Required work: Please print all of the material below, word for word.

Dataset content:
------------------------------------------------------------

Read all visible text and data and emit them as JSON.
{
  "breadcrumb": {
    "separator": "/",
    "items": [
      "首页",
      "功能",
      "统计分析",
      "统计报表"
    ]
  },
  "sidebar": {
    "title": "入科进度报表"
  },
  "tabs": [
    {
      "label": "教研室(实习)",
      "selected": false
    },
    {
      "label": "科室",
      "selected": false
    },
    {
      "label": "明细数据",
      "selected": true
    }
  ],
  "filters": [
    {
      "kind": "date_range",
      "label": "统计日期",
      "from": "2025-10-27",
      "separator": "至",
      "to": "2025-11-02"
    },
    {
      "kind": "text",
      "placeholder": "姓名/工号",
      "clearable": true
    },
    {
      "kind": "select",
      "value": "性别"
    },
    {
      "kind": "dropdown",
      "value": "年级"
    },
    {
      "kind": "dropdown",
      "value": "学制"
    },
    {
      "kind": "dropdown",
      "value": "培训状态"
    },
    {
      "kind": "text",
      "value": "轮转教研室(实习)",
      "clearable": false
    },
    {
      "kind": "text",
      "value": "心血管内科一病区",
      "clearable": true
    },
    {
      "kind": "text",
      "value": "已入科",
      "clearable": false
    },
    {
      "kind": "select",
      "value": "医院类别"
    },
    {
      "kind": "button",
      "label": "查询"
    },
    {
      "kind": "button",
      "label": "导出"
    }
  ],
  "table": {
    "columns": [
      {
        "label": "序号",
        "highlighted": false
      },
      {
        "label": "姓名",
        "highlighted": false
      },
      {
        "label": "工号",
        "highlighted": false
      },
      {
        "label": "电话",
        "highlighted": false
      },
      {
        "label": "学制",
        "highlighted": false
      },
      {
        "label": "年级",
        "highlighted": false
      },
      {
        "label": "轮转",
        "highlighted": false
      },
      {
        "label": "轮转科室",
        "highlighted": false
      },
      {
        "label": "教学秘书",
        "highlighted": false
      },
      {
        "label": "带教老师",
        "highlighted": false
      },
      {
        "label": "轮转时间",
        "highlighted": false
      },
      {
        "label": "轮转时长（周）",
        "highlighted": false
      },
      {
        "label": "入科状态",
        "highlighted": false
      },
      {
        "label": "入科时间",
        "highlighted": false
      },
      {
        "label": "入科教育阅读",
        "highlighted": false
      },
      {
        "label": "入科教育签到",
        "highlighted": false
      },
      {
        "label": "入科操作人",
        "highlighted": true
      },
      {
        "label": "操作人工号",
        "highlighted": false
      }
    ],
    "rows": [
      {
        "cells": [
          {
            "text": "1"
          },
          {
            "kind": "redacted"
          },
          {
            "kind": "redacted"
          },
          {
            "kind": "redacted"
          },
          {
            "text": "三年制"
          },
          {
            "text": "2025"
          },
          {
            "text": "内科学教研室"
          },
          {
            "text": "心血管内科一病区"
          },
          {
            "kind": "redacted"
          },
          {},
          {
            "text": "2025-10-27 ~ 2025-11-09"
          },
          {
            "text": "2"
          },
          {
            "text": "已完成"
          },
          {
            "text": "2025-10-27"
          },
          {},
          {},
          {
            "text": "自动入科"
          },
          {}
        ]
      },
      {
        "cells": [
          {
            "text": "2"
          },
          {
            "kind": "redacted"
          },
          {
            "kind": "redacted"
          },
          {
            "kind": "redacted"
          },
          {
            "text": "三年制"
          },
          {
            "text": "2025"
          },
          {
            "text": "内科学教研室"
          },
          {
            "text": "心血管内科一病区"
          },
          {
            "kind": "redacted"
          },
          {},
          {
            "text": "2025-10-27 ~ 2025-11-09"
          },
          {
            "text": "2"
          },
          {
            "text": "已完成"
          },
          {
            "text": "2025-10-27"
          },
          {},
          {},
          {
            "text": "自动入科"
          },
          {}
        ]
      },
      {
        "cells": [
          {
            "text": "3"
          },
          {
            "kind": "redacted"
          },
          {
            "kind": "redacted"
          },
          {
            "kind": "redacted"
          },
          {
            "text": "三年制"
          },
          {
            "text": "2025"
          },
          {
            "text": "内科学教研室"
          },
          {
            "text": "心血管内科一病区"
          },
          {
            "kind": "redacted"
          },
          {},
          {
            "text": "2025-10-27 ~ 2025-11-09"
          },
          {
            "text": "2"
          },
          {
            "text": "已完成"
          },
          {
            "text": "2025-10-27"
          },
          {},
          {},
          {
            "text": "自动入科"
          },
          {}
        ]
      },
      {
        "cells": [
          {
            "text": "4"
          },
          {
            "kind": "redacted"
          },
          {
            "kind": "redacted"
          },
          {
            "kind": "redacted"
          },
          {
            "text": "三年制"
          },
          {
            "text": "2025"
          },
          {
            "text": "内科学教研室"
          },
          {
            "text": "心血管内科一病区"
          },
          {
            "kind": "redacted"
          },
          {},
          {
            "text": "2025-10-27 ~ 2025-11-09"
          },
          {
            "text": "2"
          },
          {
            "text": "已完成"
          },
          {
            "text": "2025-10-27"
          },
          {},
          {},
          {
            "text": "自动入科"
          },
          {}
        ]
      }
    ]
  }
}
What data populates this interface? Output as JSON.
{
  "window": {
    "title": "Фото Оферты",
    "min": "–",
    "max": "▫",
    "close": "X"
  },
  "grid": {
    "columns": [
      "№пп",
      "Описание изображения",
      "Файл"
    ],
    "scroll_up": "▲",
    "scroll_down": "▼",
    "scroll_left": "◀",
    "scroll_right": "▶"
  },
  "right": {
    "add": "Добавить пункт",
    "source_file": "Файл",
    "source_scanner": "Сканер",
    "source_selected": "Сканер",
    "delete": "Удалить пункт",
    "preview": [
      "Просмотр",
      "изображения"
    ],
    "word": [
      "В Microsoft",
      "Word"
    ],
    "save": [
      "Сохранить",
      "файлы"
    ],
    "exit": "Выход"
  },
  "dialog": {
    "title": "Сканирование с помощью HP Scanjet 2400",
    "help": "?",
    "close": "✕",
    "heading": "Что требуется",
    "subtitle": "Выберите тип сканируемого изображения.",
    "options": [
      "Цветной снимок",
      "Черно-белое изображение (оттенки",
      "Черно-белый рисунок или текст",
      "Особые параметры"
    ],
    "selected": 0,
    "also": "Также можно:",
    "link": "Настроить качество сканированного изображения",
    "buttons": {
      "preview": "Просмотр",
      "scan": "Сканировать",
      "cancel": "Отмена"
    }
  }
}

------------------------------------------------------------

Solution for this problem:
Read all visible text and data and emit them as JSON.
{
  "breadcrumb": {
    "separator": "/",
    "items": [
      "首页",
      "功能",
      "统计分析",
      "统计报表"
    ]
  },
  "sidebar": {
    "title": "入科进度报表"
  },
  "tabs": [
    {
      "label": "教研室(实习)",
      "selected": false
    },
    {
      "label": "科室",
      "selected": false
    },
    {
      "label": "明细数据",
      "selected": true
    }
  ],
  "filters": [
    {
      "kind": "date_range",
      "label": "统计日期",
      "from": "2025-10-27",
      "separator": "至",
      "to": "2025-11-02"
    },
    {
      "kind": "text",
      "placeholder": "姓名/工号",
      "clearable": true
    },
    {
      "kind": "select",
      "value": "性别"
    },
    {
      "kind": "dropdown",
      "value": "年级"
    },
    {
      "kind": "dropdown",
      "value": "学制"
    },
    {
      "kind": "dropdown",
      "value": "培训状态"
    },
    {
      "kind": "text",
      "value": "轮转教研室(实习)",
      "clearable": false
    },
    {
      "kind": "text",
      "value": "心血管内科一病区",
      "clearable": true
    },
    {
      "kind": "text",
      "value": "已入科",
      "clearable": false
    },
    {
      "kind": "select",
      "value": "医院类别"
    },
    {
      "kind": "button",
      "label": "查询"
    },
    {
      "kind": "button",
      "label": "导出"
    }
  ],
  "table": {
    "columns": [
      {
        "label": "序号",
        "highlighted": false
      },
      {
        "label": "姓名",
        "highlighted": false
      },
      {
        "label": "工号",
        "highlighted": false
      },
      {
        "label": "电话",
        "highlighted": false
      },
      {
        "label": "学制",
        "highlighted": false
      },
      {
        "label": "年级",
        "highlighted": false
      },
      {
        "label": "轮转",
        "highlighted": false
      },
      {
        "label": "轮转科室",
        "highlighted": false
      },
      {
        "label": "教学秘书",
        "highlighted": false
      },
      {
        "label": "带教老师",
        "highlighted": false
      },
      {
        "label": "轮转时间",
        "highlighted": false
      },
      {
        "label": "轮转时长（周）",
        "highlighted": false
      },
      {
        "label": "入科状态",
        "highlighted": false
      },
      {
        "label": "入科时间",
        "highlighted": false
      },
      {
        "label": "入科教育阅读",
        "highlighted": false
      },
      {
        "label": "入科教育签到",
        "highlighted": false
      },
      {
        "label": "入科操作人",
        "highlighted": true
      },
      {
        "label": "操作人工号",
        "highlighted": false
      }
    ],
    "rows": [
      {
        "cells": [
          {
            "text": "1"
          },
          {
            "kind": "redacted"
          },
          {
            "kind": "redacted"
          },
          {
            "kind": "redacted"
          },
          {
            "text": "三年制"
          },
          {
            "text": "2025"
          },
          {
            "text": "内科学教研室"
          },
          {
            "text": "心血管内科一病区"
          },
          {
            "kind": "redacted"
          },
          {},
          {
            "text": "2025-10-27 ~ 2025-11-09"
          },
          {
            "text": "2"
          },
          {
            "text": "已完成"
          },
          {
            "text": "2025-10-27"
          },
          {},
          {},
          {
            "text": "自动入科"
          },
          {}
        ]
      },
      {
        "cells": [
          {
            "text": "2"
          },
          {
            "kind": "redacted"
          },
          {
            "kind": "redacted"
          },
          {
            "kind": "redacted"
          },
          {
            "text": "三年制"
          },
          {
            "text": "2025"
          },
          {
            "text": "内科学教研室"
          },
          {
            "text": "心血管内科一病区"
          },
          {
            "kind": "redacted"
          },
          {},
          {
            "text": "2025-10-27 ~ 2025-11-09"
          },
          {
            "text": "2"
          },
          {
            "text": "已完成"
          },
          {
            "text": "2025-10-27"
          },
          {},
          {},
          {
            "text": "自动入科"
          },
          {}
        ]
      },
      {
        "cells": [
          {
            "text": "3"
          },
          {
            "kind": "redacted"
          },
          {
            "kind": "redacted"
          },
          {
            "kind": "redacted"
          },
          {
            "text": "三年制"
          },
          {
            "text": "2025"
          },
          {
            "text": "内科学教研室"
          },
          {
            "text": "心血管内科一病区"
          },
          {
            "kind": "redacted"
          },
          {},
          {
            "text": "2025-10-27 ~ 2025-11-09"
          },
          {
            "text": "2"
          },
          {
            "text": "已完成"
          },
          {
            "text": "2025-10-27"
          },
          {},
          {},
          {
            "text": "自动入科"
          },
          {}
        ]
      },
      {
        "cells": [
          {
            "text": "4"
          },
          {
            "kind": "redacted"
          },
          {
            "kind": "redacted"
          },
          {
            "kind": "redacted"
          },
          {
            "text": "三年制"
          },
          {
            "text": "2025"
          },
          {
            "text": "内科学教研室"
          },
          {
            "text": "心血管内科一病区"
          },
          {
            "kind": "redacted"
          },
          {},
          {
            "text": "2025-10-27 ~ 2025-11-09"
          },
          {
            "text": "2"
          },
          {
            "text": "已完成"
          },
          {
            "text": "2025-10-27"
          },
          {},
          {},
          {
            "text": "自动入科"
          },
          {}
        ]
      }
    ]
  }
}
What data populates this interface? Output as JSON.
{
  "window": {
    "title": "Фото Оферты",
    "min": "–",
    "max": "▫",
    "close": "X"
  },
  "grid": {
    "columns": [
      "№пп",
      "Описание изображения",
      "Файл"
    ],
    "scroll_up": "▲",
    "scroll_down": "▼",
    "scroll_left": "◀",
    "scroll_right": "▶"
  },
  "right": {
    "add": "Добавить пункт",
    "source_file": "Файл",
    "source_scanner": "Сканер",
    "source_selected": "Сканер",
    "delete": "Удалить пункт",
    "preview": [
      "Просмотр",
      "изображения"
    ],
    "word": [
      "В Microsoft",
      "Word"
    ],
    "save": [
      "Сохранить",
      "файлы"
    ],
    "exit": "Выход"
  },
  "dialog": {
    "title": "Сканирование с помощью HP Scanjet 2400",
    "help": "?",
    "close": "✕",
    "heading": "Что требуется",
    "subtitle": "Выберите тип сканируемого изображения.",
    "options": [
      "Цветной снимок",
      "Черно-белое изображение (оттенки",
      "Черно-белый рисунок или текст",
      "Особые параметры"
    ],
    "selected": 0,
    "also": "Также можно:",
    "link": "Настроить качество сканированного изображения",
    "buttons": {
      "preview": "Просмотр",
      "scan": "Сканировать",
      "cancel": "Отмена"
    }
  }
}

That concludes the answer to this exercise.